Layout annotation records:
————

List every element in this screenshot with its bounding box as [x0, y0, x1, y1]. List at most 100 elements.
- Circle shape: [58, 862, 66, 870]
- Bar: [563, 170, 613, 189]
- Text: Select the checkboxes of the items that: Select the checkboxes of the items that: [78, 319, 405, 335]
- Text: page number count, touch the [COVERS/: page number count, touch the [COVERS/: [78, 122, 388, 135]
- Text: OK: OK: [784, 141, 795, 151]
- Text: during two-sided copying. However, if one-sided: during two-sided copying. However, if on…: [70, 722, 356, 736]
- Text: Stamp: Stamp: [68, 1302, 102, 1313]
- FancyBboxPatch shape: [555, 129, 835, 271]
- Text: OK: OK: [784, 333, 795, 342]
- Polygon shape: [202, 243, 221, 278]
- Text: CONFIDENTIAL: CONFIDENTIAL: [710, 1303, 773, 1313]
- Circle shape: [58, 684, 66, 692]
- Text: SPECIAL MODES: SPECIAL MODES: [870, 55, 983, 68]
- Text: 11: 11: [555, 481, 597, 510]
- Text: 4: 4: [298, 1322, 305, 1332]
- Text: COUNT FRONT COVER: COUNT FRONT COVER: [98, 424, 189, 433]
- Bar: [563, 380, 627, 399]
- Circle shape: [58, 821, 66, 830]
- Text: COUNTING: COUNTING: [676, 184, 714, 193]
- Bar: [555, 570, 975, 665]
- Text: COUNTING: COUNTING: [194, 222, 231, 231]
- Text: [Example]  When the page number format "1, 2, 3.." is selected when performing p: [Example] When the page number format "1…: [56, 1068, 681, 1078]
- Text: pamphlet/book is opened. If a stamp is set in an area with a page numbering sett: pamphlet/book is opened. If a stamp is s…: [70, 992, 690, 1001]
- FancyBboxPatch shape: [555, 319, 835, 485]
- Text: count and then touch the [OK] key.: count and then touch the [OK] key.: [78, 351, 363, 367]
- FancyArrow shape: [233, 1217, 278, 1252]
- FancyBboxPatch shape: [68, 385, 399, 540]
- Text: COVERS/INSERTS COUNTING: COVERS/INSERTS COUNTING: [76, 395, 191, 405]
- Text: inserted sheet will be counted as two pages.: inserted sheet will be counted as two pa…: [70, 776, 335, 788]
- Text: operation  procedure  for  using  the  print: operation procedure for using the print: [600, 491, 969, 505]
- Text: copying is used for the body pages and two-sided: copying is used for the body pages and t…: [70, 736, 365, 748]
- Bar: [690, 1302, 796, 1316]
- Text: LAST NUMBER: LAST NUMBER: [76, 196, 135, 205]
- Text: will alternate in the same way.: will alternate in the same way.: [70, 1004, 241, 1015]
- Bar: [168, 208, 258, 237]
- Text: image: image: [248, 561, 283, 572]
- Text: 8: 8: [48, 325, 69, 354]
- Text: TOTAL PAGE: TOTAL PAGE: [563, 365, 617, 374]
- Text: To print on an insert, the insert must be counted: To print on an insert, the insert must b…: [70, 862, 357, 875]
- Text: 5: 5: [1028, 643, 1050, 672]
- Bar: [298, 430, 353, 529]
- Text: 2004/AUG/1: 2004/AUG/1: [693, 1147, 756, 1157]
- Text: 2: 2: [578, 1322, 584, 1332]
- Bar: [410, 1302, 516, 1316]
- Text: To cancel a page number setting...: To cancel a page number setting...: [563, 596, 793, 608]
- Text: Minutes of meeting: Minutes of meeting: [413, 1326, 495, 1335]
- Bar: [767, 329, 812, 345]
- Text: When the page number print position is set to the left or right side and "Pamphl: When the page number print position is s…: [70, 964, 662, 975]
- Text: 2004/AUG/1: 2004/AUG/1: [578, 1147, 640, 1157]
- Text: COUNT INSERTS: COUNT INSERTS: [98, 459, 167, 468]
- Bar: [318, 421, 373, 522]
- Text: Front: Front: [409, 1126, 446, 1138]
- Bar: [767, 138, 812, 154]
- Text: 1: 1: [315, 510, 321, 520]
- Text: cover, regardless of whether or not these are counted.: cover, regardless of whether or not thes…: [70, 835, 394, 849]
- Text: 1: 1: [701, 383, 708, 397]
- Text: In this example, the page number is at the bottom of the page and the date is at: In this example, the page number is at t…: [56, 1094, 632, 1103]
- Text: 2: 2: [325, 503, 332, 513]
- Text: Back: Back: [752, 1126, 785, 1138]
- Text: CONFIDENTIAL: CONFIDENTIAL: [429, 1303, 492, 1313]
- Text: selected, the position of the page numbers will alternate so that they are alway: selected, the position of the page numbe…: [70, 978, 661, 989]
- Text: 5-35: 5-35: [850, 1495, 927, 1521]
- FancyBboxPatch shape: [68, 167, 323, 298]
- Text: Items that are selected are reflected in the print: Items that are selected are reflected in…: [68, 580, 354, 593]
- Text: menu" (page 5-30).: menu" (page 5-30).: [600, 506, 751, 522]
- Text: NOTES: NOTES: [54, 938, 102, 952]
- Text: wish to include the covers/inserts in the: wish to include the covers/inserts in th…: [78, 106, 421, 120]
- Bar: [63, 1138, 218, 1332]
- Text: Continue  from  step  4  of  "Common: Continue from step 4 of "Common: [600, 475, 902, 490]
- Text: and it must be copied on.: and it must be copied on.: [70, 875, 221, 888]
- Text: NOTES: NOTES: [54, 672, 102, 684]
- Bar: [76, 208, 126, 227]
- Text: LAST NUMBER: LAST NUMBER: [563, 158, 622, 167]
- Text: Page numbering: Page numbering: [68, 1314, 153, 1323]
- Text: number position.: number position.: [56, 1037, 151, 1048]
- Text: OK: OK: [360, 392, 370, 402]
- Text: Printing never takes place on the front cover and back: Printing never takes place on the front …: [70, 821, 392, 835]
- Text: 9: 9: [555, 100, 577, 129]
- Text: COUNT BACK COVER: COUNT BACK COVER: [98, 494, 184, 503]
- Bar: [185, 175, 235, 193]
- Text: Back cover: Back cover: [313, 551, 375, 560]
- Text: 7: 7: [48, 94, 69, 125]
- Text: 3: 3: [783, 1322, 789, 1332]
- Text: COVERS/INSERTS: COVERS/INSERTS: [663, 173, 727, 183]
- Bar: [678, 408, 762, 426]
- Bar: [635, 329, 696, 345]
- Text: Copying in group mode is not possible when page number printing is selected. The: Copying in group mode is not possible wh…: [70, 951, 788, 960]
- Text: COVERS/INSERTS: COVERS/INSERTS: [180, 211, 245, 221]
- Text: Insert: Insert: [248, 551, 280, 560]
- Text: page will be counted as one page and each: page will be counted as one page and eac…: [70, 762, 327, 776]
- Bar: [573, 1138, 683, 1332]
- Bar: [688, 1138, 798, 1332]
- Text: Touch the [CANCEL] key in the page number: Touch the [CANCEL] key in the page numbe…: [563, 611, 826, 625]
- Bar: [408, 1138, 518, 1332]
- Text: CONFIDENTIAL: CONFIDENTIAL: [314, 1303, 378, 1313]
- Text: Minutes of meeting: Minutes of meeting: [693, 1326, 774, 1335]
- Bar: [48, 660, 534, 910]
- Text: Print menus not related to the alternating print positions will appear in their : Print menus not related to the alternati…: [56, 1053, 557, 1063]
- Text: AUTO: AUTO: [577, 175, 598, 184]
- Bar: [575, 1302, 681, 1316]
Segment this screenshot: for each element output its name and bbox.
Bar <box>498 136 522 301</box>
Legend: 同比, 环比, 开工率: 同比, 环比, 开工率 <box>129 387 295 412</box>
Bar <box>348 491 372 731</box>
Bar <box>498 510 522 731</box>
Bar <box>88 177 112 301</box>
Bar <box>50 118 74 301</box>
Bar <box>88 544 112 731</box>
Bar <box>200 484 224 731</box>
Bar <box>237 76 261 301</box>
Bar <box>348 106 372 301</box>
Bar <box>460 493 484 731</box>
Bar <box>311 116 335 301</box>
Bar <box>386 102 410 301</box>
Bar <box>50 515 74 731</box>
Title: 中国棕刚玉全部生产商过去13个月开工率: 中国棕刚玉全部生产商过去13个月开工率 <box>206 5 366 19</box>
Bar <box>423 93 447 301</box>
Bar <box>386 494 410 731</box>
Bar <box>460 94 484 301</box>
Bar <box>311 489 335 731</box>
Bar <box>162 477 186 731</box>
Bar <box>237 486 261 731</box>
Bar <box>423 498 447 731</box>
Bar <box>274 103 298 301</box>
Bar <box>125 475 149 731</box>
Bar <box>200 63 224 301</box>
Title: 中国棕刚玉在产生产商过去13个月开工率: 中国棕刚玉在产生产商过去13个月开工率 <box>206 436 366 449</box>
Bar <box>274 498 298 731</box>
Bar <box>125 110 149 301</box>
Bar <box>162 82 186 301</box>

————

DESCRIPTION OF THE TASK
Output the data as a Markdown table with the columns Row and Line, leaving out blank lines. Start at the beginning of the data and end with the line that contains "- Text: Select the".

COMPLETE OUTPUT
| Row | Line |
|---|---|
| 1 | List every element in this screenshot with its bounding box as [x0, y0, x1, y1]. List at most 100 elements. |
| 2 | - Circle shape: [58, 862, 66, 870] |
| 3 | - Bar: [563, 170, 613, 189] |
| 4 | - Text: Select the checkboxes of the items that: Select the checkboxes of the items that: [78, 319, 405, 335] |